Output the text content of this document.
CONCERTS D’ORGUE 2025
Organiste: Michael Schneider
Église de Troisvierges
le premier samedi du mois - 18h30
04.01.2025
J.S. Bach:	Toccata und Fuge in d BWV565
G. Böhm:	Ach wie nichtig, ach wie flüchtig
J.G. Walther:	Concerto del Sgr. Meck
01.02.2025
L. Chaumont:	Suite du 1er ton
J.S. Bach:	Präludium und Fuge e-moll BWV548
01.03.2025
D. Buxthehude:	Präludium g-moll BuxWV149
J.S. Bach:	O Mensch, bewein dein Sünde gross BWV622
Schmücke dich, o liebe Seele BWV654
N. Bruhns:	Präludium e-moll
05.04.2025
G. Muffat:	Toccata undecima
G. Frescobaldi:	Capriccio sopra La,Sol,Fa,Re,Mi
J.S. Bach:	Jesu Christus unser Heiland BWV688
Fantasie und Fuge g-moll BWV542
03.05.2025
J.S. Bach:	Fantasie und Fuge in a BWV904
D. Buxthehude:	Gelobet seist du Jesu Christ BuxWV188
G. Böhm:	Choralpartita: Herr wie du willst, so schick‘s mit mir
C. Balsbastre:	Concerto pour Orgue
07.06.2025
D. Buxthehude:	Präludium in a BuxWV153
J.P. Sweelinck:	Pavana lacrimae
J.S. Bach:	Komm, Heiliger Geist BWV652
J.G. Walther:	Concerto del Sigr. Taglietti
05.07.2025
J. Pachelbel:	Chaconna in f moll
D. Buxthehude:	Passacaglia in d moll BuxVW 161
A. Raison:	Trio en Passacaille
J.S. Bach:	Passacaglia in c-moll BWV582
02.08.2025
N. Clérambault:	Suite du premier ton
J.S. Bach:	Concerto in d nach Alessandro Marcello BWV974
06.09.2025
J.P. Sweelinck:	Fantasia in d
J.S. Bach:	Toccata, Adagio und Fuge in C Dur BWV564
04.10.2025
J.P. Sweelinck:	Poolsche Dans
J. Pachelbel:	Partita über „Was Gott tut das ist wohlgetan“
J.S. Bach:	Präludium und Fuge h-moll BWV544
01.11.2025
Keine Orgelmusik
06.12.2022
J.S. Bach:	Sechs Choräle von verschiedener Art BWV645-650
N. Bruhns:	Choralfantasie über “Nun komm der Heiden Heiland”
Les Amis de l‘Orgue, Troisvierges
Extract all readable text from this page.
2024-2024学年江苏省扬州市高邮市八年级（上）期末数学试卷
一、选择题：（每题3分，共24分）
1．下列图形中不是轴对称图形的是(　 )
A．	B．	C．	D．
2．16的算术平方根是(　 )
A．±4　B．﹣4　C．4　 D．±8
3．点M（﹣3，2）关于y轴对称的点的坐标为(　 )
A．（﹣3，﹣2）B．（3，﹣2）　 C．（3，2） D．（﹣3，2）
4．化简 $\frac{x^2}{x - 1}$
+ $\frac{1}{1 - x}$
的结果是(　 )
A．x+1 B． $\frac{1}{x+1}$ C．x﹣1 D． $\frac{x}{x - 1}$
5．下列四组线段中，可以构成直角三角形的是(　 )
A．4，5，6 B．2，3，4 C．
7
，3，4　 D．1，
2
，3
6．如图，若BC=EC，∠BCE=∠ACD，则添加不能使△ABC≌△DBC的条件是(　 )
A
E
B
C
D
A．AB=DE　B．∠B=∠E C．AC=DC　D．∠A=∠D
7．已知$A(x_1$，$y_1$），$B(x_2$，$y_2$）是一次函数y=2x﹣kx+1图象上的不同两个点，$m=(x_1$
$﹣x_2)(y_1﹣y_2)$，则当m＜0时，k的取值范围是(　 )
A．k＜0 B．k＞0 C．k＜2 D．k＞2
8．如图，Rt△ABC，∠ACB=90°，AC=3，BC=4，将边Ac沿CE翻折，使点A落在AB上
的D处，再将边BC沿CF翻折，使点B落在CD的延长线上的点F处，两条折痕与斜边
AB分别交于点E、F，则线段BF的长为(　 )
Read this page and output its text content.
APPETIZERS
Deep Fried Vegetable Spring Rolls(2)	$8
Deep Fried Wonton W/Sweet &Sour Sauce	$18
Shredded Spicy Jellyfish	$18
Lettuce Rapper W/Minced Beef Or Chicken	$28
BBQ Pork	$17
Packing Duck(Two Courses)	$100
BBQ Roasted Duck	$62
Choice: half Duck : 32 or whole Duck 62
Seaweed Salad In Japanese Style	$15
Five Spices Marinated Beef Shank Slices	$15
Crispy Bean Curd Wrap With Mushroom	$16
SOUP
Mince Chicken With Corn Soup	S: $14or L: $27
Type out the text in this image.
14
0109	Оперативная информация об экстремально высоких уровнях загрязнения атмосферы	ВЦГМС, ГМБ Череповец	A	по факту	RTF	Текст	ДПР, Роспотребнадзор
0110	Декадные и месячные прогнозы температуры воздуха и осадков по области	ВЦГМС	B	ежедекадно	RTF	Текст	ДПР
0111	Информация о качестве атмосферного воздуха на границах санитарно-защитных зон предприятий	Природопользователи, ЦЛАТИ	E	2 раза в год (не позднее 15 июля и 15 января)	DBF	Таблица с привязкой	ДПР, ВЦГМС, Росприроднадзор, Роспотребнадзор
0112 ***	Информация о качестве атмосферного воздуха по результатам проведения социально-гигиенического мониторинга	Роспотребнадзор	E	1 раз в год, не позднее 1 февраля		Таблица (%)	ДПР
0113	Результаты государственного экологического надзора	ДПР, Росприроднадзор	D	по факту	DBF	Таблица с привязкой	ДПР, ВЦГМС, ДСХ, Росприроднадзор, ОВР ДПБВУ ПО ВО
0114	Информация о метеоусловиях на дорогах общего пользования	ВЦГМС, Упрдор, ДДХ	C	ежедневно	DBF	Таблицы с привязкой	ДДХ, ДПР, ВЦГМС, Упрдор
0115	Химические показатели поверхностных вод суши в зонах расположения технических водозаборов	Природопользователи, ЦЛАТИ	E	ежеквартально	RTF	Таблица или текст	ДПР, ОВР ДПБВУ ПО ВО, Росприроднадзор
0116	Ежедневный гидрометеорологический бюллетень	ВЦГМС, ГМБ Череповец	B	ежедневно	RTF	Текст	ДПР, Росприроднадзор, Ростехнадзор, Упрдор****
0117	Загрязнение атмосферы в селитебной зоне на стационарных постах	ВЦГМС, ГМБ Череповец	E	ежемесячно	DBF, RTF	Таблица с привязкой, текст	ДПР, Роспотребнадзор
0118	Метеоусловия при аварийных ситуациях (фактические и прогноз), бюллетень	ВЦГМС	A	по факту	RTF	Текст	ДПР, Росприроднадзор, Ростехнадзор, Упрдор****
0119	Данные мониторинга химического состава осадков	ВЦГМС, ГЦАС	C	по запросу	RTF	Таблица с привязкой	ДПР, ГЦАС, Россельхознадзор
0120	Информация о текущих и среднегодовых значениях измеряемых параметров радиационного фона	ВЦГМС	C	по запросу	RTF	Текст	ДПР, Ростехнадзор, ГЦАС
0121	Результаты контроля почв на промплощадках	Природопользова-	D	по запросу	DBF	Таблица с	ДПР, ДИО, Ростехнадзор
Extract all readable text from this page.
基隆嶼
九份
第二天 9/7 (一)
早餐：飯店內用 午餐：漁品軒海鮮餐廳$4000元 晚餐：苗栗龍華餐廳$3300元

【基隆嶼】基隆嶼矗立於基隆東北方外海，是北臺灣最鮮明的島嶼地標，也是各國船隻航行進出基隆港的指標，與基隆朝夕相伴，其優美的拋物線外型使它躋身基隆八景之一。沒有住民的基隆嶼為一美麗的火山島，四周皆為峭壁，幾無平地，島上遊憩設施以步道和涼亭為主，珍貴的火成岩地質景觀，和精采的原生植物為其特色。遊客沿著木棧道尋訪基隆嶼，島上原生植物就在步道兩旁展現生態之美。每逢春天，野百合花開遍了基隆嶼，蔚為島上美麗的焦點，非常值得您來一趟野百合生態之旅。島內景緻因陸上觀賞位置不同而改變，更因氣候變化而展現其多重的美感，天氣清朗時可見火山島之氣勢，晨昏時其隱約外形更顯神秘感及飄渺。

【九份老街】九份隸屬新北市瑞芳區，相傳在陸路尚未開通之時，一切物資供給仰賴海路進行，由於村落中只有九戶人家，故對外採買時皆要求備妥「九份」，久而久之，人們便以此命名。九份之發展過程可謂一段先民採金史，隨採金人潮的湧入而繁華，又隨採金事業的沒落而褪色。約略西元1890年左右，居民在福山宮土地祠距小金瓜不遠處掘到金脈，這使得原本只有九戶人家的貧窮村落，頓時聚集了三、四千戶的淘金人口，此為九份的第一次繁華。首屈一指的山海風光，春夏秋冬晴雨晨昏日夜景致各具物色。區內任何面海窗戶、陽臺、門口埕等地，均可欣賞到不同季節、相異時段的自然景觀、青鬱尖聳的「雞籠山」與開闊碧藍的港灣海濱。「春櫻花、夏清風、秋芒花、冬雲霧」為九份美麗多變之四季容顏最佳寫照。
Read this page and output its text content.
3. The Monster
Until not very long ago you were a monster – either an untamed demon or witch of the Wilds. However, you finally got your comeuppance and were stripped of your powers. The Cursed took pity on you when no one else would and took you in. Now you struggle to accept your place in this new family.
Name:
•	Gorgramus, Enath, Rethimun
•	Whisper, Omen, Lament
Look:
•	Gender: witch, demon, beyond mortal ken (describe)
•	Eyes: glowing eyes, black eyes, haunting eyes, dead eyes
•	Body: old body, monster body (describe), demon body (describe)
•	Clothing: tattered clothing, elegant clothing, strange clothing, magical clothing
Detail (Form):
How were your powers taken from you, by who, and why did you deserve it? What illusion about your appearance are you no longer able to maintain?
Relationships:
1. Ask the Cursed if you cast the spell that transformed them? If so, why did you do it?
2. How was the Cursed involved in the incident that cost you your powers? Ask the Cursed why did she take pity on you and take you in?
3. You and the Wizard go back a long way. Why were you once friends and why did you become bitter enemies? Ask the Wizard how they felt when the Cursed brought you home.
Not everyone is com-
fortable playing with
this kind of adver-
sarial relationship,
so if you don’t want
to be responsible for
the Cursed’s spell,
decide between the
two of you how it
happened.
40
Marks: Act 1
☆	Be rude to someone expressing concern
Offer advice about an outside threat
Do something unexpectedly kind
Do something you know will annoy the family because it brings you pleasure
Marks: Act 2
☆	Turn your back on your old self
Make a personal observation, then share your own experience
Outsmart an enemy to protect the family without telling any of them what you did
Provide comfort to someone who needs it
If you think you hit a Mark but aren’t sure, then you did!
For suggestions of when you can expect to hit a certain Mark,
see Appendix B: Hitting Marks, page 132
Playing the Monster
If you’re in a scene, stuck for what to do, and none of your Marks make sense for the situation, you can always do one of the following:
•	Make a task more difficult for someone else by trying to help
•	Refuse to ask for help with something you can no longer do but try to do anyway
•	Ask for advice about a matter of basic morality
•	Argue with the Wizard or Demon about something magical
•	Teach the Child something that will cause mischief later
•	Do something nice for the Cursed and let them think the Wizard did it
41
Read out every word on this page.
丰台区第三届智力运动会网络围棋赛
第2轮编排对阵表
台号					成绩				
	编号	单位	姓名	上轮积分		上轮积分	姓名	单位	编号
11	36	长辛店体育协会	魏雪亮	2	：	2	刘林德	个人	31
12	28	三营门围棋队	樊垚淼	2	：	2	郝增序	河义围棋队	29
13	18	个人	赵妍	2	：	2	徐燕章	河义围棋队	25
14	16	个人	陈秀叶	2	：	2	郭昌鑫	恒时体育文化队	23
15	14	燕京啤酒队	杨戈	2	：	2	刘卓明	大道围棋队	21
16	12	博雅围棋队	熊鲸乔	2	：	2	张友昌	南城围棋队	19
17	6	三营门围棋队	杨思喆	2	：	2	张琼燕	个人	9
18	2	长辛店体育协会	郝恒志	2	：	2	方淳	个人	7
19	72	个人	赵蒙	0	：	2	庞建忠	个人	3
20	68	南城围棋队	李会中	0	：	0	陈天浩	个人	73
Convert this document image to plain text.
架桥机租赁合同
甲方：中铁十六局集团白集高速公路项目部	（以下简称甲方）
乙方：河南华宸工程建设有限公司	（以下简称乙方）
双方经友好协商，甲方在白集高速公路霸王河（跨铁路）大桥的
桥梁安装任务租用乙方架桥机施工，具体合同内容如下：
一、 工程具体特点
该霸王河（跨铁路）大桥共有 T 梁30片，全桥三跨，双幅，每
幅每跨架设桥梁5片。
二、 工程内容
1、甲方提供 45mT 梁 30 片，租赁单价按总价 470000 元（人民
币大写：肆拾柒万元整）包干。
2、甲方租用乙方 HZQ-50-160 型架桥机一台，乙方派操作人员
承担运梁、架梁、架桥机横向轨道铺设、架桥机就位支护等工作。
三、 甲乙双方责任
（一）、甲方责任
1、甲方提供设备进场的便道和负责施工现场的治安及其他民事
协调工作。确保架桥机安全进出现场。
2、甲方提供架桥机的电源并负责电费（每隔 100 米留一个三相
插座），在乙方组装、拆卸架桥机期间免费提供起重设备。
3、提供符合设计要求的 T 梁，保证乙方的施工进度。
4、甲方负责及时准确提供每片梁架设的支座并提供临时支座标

============

● What you should do
Starting from the line with "Convert this document image to plain text." and ending with the final line of the data, quote every line exactly, both ends included.

● Exercise response
Convert this document image to plain text.
架桥机租赁合同
甲方：中铁十六局集团白集高速公路项目部	（以下简称甲方）
乙方：河南华宸工程建设有限公司	（以下简称乙方）
双方经友好协商，甲方在白集高速公路霸王河（跨铁路）大桥的
桥梁安装任务租用乙方架桥机施工，具体合同内容如下：
一、 工程具体特点
该霸王河（跨铁路）大桥共有 T 梁30片，全桥三跨，双幅，每
幅每跨架设桥梁5片。
二、 工程内容
1、甲方提供 45mT 梁 30 片，租赁单价按总价 470000 元（人民
币大写：肆拾柒万元整）包干。
2、甲方租用乙方 HZQ-50-160 型架桥机一台，乙方派操作人员
承担运梁、架梁、架桥机横向轨道铺设、架桥机就位支护等工作。
三、 甲乙双方责任
（一）、甲方责任
1、甲方提供设备进场的便道和负责施工现场的治安及其他民事
协调工作。确保架桥机安全进出现场。
2、甲方提供架桥机的电源并负责电费（每隔 100 米留一个三相
插座），在乙方组装、拆卸架桥机期间免费提供起重设备。
3、提供符合设计要求的 T 梁，保证乙方的施工进度。
4、甲方负责及时准确提供每片梁架设的支座并提供临时支座标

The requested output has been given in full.